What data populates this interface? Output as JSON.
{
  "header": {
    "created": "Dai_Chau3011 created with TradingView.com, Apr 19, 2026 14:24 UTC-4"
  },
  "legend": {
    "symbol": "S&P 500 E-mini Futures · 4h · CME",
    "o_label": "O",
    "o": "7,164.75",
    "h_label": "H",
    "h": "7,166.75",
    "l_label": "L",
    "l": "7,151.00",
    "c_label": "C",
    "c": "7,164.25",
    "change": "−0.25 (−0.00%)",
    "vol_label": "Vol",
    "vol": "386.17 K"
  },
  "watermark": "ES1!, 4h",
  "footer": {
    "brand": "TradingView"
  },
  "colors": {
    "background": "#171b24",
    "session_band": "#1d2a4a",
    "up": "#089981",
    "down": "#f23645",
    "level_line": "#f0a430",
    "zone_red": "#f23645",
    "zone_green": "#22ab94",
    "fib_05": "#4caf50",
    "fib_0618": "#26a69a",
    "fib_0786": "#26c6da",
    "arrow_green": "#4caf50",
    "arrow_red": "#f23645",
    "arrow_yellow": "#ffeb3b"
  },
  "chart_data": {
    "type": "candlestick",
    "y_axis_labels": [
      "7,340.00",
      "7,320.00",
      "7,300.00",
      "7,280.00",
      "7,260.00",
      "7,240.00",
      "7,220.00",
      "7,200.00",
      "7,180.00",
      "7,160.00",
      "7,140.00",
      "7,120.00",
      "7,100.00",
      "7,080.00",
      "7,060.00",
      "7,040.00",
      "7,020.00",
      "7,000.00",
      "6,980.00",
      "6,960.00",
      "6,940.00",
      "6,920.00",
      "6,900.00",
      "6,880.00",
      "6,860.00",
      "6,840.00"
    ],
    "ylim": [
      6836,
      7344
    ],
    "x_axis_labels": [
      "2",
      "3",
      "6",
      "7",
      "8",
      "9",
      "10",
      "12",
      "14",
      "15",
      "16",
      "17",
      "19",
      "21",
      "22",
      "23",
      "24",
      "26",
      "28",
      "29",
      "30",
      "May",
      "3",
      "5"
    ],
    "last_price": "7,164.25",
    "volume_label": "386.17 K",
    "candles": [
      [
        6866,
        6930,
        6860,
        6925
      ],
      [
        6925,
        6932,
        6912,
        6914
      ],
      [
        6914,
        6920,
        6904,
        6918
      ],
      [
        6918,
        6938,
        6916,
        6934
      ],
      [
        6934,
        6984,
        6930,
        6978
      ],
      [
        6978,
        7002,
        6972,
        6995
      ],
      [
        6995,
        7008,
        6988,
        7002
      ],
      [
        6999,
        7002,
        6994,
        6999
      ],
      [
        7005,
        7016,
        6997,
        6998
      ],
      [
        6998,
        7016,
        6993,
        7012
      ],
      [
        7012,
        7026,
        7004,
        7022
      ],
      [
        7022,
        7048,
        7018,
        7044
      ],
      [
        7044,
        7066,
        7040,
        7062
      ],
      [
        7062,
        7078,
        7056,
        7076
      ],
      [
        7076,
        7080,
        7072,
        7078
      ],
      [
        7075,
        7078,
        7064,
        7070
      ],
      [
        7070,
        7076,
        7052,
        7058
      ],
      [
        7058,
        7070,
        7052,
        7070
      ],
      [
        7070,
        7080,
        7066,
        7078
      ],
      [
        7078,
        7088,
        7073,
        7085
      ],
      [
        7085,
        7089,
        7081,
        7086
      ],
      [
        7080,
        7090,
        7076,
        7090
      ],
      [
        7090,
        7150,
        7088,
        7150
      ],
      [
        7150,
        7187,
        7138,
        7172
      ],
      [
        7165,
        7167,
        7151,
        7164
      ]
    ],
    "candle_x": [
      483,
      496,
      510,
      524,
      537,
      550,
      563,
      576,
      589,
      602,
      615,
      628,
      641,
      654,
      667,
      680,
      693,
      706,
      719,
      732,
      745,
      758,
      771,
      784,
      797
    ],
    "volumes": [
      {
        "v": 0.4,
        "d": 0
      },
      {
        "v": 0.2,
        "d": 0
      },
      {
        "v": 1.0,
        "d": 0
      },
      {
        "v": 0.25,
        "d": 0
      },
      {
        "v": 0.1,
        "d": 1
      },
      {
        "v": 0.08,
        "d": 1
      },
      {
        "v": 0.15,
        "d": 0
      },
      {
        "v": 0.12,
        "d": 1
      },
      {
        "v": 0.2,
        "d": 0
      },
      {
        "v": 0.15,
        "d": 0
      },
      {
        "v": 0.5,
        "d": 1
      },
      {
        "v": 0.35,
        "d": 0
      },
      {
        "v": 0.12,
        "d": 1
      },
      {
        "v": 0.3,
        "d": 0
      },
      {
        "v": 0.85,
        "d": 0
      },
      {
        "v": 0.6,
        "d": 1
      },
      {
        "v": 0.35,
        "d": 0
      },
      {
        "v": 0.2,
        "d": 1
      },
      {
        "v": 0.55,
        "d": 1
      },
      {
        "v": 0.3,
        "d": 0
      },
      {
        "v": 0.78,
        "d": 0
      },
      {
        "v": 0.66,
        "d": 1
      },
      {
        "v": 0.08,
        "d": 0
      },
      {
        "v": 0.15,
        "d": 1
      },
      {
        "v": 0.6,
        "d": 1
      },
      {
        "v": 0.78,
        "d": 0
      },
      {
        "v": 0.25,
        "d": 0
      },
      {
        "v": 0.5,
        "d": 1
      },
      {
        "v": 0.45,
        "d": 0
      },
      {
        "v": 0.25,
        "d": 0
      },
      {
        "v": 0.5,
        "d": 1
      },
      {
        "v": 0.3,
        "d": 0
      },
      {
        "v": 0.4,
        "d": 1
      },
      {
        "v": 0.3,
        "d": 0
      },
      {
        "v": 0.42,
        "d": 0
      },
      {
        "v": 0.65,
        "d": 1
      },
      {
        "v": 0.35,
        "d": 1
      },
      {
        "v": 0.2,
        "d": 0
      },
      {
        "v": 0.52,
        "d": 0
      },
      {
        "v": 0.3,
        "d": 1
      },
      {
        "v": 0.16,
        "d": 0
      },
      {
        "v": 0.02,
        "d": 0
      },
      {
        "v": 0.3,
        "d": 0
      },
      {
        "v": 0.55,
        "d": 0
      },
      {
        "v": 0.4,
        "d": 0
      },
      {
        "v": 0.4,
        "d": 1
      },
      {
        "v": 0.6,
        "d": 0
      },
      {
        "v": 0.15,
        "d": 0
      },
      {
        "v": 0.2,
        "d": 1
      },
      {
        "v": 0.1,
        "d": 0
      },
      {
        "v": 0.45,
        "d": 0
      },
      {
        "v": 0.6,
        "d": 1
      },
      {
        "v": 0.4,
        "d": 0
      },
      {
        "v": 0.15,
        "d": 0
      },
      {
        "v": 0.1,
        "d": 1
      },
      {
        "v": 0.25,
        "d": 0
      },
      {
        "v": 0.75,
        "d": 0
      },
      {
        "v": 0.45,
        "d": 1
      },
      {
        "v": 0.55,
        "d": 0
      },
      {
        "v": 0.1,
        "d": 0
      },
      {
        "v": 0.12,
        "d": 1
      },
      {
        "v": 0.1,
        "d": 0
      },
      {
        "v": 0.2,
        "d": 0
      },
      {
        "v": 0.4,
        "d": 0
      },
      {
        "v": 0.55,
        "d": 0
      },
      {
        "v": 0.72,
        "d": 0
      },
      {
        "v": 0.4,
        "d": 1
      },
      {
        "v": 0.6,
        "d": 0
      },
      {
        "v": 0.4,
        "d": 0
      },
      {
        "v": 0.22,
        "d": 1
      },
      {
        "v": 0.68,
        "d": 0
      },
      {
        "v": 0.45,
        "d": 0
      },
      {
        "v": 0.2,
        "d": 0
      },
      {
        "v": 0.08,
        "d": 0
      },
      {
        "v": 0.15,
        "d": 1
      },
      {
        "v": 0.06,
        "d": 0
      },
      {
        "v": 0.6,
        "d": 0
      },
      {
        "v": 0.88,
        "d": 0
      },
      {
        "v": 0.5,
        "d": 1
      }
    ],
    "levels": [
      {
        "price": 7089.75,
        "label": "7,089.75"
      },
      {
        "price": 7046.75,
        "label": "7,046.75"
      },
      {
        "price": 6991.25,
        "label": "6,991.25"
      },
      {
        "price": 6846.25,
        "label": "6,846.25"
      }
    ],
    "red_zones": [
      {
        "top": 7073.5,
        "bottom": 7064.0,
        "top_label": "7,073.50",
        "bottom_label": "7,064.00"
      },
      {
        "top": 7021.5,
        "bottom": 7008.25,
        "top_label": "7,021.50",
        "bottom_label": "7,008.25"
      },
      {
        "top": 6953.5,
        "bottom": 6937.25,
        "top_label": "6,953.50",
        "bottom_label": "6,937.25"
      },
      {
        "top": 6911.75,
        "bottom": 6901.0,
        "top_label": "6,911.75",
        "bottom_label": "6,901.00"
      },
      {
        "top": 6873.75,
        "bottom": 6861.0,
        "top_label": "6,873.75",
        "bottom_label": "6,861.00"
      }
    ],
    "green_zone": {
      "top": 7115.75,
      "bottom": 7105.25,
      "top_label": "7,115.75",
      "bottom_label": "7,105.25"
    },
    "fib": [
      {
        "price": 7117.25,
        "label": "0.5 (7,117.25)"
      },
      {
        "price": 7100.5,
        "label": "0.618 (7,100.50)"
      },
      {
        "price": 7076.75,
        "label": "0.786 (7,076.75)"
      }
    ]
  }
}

□ □ □ □

Pick out the lines containing the string "TradingView" and show them.

→ RIGHT ANSWER
    "created": "Dai_Chau3011 created with TradingView.com, Apr 19, 2026 14:24 UTC-4"
    "brand": "TradingView"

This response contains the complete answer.